(Saved entries)
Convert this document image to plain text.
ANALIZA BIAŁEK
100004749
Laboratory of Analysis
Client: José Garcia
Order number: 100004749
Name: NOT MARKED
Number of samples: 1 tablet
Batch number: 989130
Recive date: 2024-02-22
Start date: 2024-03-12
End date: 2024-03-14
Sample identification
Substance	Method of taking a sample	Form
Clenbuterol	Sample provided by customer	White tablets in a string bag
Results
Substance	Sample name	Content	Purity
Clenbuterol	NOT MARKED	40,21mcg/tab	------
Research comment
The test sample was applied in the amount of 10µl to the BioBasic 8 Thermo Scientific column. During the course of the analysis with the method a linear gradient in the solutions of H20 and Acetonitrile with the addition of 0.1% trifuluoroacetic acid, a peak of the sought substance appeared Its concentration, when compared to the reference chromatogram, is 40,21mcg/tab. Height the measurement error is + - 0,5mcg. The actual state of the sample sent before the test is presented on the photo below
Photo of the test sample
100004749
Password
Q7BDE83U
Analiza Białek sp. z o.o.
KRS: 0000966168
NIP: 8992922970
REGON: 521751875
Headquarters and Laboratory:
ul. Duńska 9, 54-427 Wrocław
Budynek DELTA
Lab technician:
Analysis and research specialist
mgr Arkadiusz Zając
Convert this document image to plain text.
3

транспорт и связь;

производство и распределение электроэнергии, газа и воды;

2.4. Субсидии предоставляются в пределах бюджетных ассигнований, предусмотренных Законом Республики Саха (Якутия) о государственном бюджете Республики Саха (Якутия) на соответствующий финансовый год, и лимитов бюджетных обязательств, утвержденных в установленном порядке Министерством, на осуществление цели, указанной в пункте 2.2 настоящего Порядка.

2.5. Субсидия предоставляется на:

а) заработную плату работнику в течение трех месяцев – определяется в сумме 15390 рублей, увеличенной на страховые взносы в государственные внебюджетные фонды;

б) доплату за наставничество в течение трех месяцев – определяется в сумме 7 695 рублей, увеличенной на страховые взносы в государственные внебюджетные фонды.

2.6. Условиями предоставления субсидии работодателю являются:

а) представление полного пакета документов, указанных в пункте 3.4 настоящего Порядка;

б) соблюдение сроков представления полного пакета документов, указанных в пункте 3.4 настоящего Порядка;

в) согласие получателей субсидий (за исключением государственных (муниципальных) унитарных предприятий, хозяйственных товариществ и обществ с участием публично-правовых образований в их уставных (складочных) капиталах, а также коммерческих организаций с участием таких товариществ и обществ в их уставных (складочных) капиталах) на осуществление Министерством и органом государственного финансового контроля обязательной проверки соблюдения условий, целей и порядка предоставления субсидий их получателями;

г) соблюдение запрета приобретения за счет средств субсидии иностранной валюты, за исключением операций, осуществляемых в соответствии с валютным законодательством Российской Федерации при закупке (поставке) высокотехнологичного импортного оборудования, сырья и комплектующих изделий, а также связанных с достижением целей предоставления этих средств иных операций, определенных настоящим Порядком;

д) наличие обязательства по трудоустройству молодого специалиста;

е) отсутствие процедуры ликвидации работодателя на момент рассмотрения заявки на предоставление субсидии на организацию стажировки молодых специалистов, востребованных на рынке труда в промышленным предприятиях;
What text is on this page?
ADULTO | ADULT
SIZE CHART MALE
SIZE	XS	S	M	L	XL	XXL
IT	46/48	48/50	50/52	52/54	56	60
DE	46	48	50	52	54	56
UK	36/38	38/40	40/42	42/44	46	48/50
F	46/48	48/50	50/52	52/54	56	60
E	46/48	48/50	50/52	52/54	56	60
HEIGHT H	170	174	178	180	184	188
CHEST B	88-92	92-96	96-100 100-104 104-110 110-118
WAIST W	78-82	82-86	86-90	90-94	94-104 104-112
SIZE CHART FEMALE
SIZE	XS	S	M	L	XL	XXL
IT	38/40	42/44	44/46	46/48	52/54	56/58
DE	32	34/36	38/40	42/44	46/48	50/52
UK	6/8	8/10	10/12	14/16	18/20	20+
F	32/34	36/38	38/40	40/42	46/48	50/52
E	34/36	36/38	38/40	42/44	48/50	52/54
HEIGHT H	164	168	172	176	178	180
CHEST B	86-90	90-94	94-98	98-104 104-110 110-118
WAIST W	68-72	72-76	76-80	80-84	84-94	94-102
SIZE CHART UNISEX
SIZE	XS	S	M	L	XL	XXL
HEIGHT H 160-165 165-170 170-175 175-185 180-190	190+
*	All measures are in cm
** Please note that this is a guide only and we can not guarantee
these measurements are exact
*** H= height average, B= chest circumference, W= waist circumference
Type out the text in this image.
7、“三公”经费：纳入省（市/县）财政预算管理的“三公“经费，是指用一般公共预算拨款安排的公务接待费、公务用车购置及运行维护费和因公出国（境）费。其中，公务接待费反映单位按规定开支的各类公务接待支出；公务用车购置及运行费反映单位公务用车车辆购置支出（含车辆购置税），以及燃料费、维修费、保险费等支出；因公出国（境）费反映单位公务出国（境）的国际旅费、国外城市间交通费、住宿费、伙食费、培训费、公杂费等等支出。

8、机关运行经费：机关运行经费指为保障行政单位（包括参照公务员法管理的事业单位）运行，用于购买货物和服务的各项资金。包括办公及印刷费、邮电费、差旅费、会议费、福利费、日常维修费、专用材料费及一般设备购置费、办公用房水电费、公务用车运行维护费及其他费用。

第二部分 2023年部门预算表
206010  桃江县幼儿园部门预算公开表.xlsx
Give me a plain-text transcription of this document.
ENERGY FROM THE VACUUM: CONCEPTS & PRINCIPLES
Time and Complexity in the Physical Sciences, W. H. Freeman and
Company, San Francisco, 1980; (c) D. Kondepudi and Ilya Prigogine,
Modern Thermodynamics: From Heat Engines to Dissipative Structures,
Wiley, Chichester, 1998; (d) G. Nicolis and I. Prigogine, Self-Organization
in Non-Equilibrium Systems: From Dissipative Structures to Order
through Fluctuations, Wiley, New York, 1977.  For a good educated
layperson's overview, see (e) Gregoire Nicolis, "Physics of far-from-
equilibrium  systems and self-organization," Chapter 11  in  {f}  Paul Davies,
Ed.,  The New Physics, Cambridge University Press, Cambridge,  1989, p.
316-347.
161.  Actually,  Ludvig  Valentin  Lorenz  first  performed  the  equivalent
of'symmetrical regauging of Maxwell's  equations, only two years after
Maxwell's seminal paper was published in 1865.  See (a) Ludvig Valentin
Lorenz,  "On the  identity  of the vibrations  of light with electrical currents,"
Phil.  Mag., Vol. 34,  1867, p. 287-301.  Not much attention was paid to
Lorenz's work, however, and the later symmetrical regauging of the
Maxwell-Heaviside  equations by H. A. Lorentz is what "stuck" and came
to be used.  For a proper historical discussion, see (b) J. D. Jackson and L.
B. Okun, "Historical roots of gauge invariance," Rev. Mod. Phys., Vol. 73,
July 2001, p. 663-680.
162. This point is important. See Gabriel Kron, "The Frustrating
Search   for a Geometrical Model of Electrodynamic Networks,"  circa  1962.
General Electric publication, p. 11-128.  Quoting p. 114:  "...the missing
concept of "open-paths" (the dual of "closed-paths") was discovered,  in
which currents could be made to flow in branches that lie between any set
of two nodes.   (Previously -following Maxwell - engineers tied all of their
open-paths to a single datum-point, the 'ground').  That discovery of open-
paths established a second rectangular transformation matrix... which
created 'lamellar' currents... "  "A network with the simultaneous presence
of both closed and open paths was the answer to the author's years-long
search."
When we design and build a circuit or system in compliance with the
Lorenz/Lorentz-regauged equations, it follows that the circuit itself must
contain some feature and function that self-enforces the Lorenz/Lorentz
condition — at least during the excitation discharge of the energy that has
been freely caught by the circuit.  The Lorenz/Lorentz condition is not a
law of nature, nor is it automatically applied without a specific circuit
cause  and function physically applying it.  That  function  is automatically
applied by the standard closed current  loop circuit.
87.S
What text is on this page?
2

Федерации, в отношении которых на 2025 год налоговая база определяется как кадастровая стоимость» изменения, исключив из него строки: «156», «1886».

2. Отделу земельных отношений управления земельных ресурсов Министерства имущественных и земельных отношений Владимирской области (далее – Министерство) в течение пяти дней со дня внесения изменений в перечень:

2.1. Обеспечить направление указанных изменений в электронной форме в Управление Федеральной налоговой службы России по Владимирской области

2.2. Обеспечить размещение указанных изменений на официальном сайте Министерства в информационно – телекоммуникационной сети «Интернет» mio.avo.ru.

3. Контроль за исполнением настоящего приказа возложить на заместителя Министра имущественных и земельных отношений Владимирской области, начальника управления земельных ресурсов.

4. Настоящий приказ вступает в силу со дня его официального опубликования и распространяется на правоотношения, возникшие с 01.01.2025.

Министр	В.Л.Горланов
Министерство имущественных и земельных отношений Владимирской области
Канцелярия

* **REQUIRED TASK**
Report all lines of the data that include the word "сумме".

* **THE COMPLETED TASK**
а) заработную плату работнику в течение трех месяцев – определяется в сумме 15390 рублей, увеличенной на страховые взносы в государственные внебюджетные фонды;
б) доплату за наставничество в течение трех месяцев – определяется в сумме 7 695 рублей, увеличенной на страховые взносы в государственные внебюджетные фонды.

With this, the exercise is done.